→ Short problem:
Give the material once more, word for word, without any images.

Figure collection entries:

● ● ● ● ● ● ●

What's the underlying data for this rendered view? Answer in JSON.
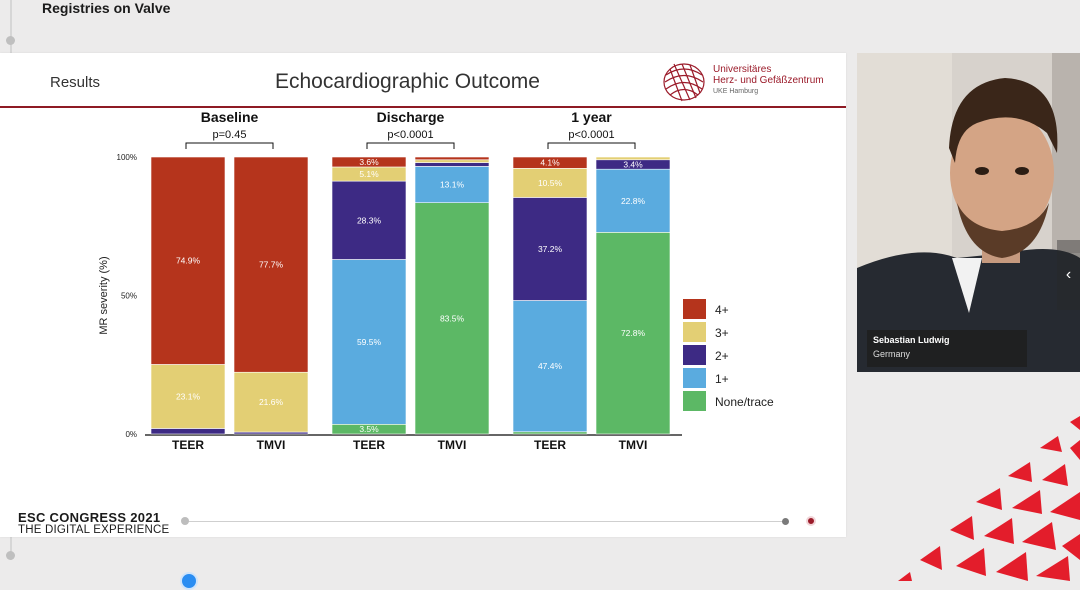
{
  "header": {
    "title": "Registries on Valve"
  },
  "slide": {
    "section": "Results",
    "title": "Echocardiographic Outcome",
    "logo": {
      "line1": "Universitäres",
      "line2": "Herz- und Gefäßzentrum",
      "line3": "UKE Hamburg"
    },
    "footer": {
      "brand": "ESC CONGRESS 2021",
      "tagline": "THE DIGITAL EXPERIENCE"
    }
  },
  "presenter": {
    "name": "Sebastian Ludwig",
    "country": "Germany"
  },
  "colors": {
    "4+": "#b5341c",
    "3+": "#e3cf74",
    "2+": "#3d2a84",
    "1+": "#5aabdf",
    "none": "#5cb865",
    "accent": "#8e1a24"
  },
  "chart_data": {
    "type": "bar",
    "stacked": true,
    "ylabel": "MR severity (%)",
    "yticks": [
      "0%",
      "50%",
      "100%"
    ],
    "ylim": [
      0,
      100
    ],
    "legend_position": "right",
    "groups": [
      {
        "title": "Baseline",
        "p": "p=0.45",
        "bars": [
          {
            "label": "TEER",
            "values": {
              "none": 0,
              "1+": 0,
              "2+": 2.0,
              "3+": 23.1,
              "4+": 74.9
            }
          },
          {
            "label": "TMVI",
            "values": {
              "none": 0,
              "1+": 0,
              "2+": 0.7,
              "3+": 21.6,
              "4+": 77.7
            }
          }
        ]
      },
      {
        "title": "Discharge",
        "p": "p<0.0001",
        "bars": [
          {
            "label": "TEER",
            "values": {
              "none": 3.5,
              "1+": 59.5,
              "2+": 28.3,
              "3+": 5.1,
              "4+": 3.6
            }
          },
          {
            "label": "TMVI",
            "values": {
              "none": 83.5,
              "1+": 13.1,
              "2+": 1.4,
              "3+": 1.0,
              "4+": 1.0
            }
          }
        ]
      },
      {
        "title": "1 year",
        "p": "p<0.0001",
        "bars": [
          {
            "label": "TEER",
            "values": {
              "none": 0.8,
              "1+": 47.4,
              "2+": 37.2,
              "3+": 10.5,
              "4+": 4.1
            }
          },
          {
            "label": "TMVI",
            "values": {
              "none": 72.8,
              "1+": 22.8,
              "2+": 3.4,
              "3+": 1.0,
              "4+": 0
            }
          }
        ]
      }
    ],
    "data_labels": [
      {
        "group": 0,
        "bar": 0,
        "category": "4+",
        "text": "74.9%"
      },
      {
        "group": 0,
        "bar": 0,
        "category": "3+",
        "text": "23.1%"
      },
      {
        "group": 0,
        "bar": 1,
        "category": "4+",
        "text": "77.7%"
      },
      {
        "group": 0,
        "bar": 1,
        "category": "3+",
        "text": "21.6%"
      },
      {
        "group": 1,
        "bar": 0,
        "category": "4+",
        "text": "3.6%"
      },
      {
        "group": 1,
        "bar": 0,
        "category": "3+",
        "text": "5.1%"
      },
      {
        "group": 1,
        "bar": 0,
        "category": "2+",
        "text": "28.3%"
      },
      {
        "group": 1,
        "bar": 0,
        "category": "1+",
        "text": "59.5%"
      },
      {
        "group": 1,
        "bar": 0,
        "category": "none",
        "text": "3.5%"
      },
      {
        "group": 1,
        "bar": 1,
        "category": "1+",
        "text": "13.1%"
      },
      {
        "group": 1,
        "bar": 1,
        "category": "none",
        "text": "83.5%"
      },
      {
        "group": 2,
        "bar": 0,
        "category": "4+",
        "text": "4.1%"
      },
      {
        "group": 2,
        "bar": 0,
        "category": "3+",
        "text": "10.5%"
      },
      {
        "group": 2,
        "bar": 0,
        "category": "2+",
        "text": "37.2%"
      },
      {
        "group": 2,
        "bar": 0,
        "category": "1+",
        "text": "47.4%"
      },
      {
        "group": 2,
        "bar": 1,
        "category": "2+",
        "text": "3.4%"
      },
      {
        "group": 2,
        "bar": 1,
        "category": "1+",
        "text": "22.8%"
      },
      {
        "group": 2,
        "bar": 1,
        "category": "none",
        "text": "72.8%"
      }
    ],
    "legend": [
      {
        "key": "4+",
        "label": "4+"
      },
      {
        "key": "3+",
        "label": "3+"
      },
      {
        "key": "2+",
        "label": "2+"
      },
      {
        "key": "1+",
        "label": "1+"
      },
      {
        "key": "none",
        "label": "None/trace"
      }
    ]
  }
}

● ● ● ● ● ● ●

→ Correct output:
What's the underlying data for this rendered view? Answer in JSON.
{
  "header": {
    "title": "Registries on Valve"
  },
  "slide": {
    "section": "Results",
    "title": "Echocardiographic Outcome",
    "logo": {
      "line1": "Universitäres",
      "line2": "Herz- und Gefäßzentrum",
      "line3": "UKE Hamburg"
    },
    "footer": {
      "brand": "ESC CONGRESS 2021",
      "tagline": "THE DIGITAL EXPERIENCE"
    }
  },
  "presenter": {
    "name": "Sebastian Ludwig",
    "country": "Germany"
  },
  "colors": {
    "4+": "#b5341c",
    "3+": "#e3cf74",
    "2+": "#3d2a84",
    "1+": "#5aabdf",
    "none": "#5cb865",
    "accent": "#8e1a24"
  },
  "chart_data": {
    "type": "bar",
    "stacked": true,
    "ylabel": "MR severity (%)",
    "yticks": [
      "0%",
      "50%",
      "100%"
    ],
    "ylim": [
      0,
      100
    ],
    "legend_position": "right",
    "groups": [
      {
        "title": "Baseline",
        "p": "p=0.45",
        "bars": [
          {
            "label": "TEER",
            "values": {
              "none": 0,
              "1+": 0,
              "2+": 2.0,
              "3+": 23.1,
              "4+": 74.9
            }
          },
          {
            "label": "TMVI",
            "values": {
              "none": 0,
              "1+": 0,
              "2+": 0.7,
              "3+": 21.6,
              "4+": 77.7
            }
          }
        ]
      },
      {
        "title": "Discharge",
        "p": "p<0.0001",
        "bars": [
          {
            "label": "TEER",
            "values": {
              "none": 3.5,
              "1+": 59.5,
              "2+": 28.3,
              "3+": 5.1,
              "4+": 3.6
            }
          },
          {
            "label": "TMVI",
            "values": {
              "none": 83.5,
              "1+": 13.1,
              "2+": 1.4,
              "3+": 1.0,
              "4+": 1.0
            }
          }
        ]
      },
      {
        "title": "1 year",
        "p": "p<0.0001",
        "bars": [
          {
            "label": "TEER",
            "values": {
              "none": 0.8,
              "1+": 47.4,
              "2+": 37.2,
              "3+": 10.5,
              "4+": 4.1
            }
          },
          {
            "label": "TMVI",
            "values": {
              "none": 72.8,
              "1+": 22.8,
              "2+": 3.4,
              "3+": 1.0,
              "4+": 0
            }
          }
        ]
      }
    ],
    "data_labels": [
      {
        "group": 0,
        "bar": 0,
        "category": "4+",
        "text": "74.9%"
      },
      {
        "group": 0,
        "bar": 0,
        "category": "3+",
        "text": "23.1%"
      },
      {
        "group": 0,
        "bar": 1,
        "category": "4+",
        "text": "77.7%"
      },
      {
        "group": 0,
        "bar": 1,
        "category": "3+",
        "text": "21.6%"
      },
      {
        "group": 1,
        "bar": 0,
        "category": "4+",
        "text": "3.6%"
      },
      {
        "group": 1,
        "bar": 0,
        "category": "3+",
        "text": "5.1%"
      },
      {
        "group": 1,
        "bar": 0,
        "category": "2+",
        "text": "28.3%"
      },
      {
        "group": 1,
        "bar": 0,
        "category": "1+",
        "text": "59.5%"
      },
      {
        "group": 1,
        "bar": 0,
        "category": "none",
        "text": "3.5%"
      },
      {
        "group": 1,
        "bar": 1,
        "category": "1+",
        "text": "13.1%"
      },
      {
        "group": 1,
        "bar": 1,
        "category": "none",
        "text": "83.5%"
      },
      {
        "group": 2,
        "bar": 0,
        "category": "4+",
        "text": "4.1%"
      },
      {
        "group": 2,
        "bar": 0,
        "category": "3+",
        "text": "10.5%"
      },
      {
        "group": 2,
        "bar": 0,
        "category": "2+",
        "text": "37.2%"
      },
      {
        "group": 2,
        "bar": 0,
        "category": "1+",
        "text": "47.4%"
      },
      {
        "group": 2,
        "bar": 1,
        "category": "2+",
        "text": "3.4%"
      },
      {
        "group": 2,
        "bar": 1,
        "category": "1+",
        "text": "22.8%"
      },
      {
        "group": 2,
        "bar": 1,
        "category": "none",
        "text": "72.8%"
      }
    ],
    "legend": [
      {
        "key": "4+",
        "label": "4+"
      },
      {
        "key": "3+",
        "label": "3+"
      },
      {
        "key": "2+",
        "label": "2+"
      },
      {
        "key": "1+",
        "label": "1+"
      },
      {
        "key": "none",
        "label": "None/trace"
      }
    ]
  }
}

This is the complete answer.